◆ THE INPUT
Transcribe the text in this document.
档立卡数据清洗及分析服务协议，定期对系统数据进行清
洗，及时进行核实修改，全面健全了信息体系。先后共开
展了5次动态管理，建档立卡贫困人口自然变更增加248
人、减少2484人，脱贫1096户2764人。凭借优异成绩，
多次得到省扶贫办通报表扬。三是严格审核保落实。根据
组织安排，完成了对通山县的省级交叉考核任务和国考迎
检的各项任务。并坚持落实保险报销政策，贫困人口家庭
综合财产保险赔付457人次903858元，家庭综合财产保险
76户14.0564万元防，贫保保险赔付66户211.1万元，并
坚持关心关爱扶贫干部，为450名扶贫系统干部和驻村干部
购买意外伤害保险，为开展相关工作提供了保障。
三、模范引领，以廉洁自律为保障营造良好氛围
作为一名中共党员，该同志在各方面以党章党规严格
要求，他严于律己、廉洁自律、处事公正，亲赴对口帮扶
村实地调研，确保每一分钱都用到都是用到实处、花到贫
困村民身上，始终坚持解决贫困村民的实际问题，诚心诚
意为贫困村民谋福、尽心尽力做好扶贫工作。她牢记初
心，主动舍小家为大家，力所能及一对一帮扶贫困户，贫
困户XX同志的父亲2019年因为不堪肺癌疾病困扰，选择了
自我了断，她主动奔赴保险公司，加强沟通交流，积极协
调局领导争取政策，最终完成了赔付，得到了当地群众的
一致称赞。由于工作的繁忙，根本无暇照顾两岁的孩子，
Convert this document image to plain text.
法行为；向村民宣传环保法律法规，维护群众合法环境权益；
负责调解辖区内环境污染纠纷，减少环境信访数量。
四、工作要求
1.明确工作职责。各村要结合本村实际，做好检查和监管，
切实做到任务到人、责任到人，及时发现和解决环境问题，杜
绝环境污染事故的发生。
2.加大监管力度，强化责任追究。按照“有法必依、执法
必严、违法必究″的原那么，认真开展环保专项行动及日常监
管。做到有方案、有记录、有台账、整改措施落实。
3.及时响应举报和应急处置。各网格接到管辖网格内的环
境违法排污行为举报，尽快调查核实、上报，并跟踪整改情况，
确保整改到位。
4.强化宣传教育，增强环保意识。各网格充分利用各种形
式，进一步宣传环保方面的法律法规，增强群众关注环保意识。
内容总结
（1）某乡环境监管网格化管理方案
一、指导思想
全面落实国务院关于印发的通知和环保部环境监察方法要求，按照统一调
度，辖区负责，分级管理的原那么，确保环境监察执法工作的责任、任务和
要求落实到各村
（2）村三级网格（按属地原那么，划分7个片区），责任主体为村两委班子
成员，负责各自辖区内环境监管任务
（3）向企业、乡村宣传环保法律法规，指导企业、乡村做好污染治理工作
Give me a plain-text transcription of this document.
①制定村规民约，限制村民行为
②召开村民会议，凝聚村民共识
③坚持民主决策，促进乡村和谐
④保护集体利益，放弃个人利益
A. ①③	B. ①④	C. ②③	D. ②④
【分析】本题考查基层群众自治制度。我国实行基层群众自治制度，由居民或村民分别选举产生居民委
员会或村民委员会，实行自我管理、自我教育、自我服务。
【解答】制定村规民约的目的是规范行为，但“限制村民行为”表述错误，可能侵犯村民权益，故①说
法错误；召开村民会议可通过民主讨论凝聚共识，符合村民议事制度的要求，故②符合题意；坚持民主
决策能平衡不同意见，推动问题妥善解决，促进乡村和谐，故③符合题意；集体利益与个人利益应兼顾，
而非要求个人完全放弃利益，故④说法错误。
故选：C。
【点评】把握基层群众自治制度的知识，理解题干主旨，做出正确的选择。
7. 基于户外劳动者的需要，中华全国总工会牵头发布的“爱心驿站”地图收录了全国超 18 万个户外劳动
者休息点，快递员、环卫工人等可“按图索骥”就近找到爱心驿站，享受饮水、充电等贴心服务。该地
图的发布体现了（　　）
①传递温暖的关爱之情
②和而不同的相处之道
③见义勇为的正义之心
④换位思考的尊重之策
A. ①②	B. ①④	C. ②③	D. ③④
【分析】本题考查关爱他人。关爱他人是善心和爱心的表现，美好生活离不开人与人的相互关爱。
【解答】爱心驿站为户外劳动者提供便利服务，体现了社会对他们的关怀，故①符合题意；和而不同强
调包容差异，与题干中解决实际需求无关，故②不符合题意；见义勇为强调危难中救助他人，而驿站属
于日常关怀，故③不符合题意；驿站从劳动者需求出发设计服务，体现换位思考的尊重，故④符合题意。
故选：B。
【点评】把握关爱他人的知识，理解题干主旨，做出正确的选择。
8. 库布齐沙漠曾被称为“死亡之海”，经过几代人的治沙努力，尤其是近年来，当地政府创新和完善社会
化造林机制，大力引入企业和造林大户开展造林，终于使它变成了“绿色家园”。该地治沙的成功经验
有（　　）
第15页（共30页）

◆ OBJECTIVE
Please restate the whole listing word for word.

◆ TASK ANSWER
Transcribe the text in this document.
档立卡数据清洗及分析服务协议，定期对系统数据进行清
洗，及时进行核实修改，全面健全了信息体系。先后共开
展了5次动态管理，建档立卡贫困人口自然变更增加248
人、减少2484人，脱贫1096户2764人。凭借优异成绩，
多次得到省扶贫办通报表扬。三是严格审核保落实。根据
组织安排，完成了对通山县的省级交叉考核任务和国考迎
检的各项任务。并坚持落实保险报销政策，贫困人口家庭
综合财产保险赔付457人次903858元，家庭综合财产保险
76户14.0564万元防，贫保保险赔付66户211.1万元，并
坚持关心关爱扶贫干部，为450名扶贫系统干部和驻村干部
购买意外伤害保险，为开展相关工作提供了保障。
三、模范引领，以廉洁自律为保障营造良好氛围
作为一名中共党员，该同志在各方面以党章党规严格
要求，他严于律己、廉洁自律、处事公正，亲赴对口帮扶
村实地调研，确保每一分钱都用到都是用到实处、花到贫
困村民身上，始终坚持解决贫困村民的实际问题，诚心诚
意为贫困村民谋福、尽心尽力做好扶贫工作。她牢记初
心，主动舍小家为大家，力所能及一对一帮扶贫困户，贫
困户XX同志的父亲2019年因为不堪肺癌疾病困扰，选择了
自我了断，她主动奔赴保险公司，加强沟通交流，积极协
调局领导争取政策，最终完成了赔付，得到了当地群众的
一致称赞。由于工作的繁忙，根本无暇照顾两岁的孩子，
Convert this document image to plain text.
法行为；向村民宣传环保法律法规，维护群众合法环境权益；
负责调解辖区内环境污染纠纷，减少环境信访数量。
四、工作要求
1.明确工作职责。各村要结合本村实际，做好检查和监管，
切实做到任务到人、责任到人，及时发现和解决环境问题，杜
绝环境污染事故的发生。
2.加大监管力度，强化责任追究。按照“有法必依、执法
必严、违法必究″的原那么，认真开展环保专项行动及日常监
管。做到有方案、有记录、有台账、整改措施落实。
3.及时响应举报和应急处置。各网格接到管辖网格内的环
境违法排污行为举报，尽快调查核实、上报，并跟踪整改情况，
确保整改到位。
4.强化宣传教育，增强环保意识。各网格充分利用各种形
式，进一步宣传环保方面的法律法规，增强群众关注环保意识。
内容总结
（1）某乡环境监管网格化管理方案
一、指导思想
全面落实国务院关于印发的通知和环保部环境监察方法要求，按照统一调
度，辖区负责，分级管理的原那么，确保环境监察执法工作的责任、任务和
要求落实到各村
（2）村三级网格（按属地原那么，划分7个片区），责任主体为村两委班子
成员，负责各自辖区内环境监管任务
（3）向企业、乡村宣传环保法律法规，指导企业、乡村做好污染治理工作
Give me a plain-text transcription of this document.
①制定村规民约，限制村民行为
②召开村民会议，凝聚村民共识
③坚持民主决策，促进乡村和谐
④保护集体利益，放弃个人利益
A. ①③	B. ①④	C. ②③	D. ②④
【分析】本题考查基层群众自治制度。我国实行基层群众自治制度，由居民或村民分别选举产生居民委
员会或村民委员会，实行自我管理、自我教育、自我服务。
【解答】制定村规民约的目的是规范行为，但“限制村民行为”表述错误，可能侵犯村民权益，故①说
法错误；召开村民会议可通过民主讨论凝聚共识，符合村民议事制度的要求，故②符合题意；坚持民主
决策能平衡不同意见，推动问题妥善解决，促进乡村和谐，故③符合题意；集体利益与个人利益应兼顾，
而非要求个人完全放弃利益，故④说法错误。
故选：C。
【点评】把握基层群众自治制度的知识，理解题干主旨，做出正确的选择。
7. 基于户外劳动者的需要，中华全国总工会牵头发布的“爱心驿站”地图收录了全国超 18 万个户外劳动
者休息点，快递员、环卫工人等可“按图索骥”就近找到爱心驿站，享受饮水、充电等贴心服务。该地
图的发布体现了（　　）
①传递温暖的关爱之情
②和而不同的相处之道
③见义勇为的正义之心
④换位思考的尊重之策
A. ①②	B. ①④	C. ②③	D. ③④
【分析】本题考查关爱他人。关爱他人是善心和爱心的表现，美好生活离不开人与人的相互关爱。
【解答】爱心驿站为户外劳动者提供便利服务，体现了社会对他们的关怀，故①符合题意；和而不同强
调包容差异，与题干中解决实际需求无关，故②不符合题意；见义勇为强调危难中救助他人，而驿站属
于日常关怀，故③不符合题意；驿站从劳动者需求出发设计服务，体现换位思考的尊重，故④符合题意。
故选：B。
【点评】把握关爱他人的知识，理解题干主旨，做出正确的选择。
8. 库布齐沙漠曾被称为“死亡之海”，经过几代人的治沙努力，尤其是近年来，当地政府创新和完善社会
化造林机制，大力引入企业和造林大户开展造林，终于使它变成了“绿色家园”。该地治沙的成功经验
有（　　）
第15页（共30页）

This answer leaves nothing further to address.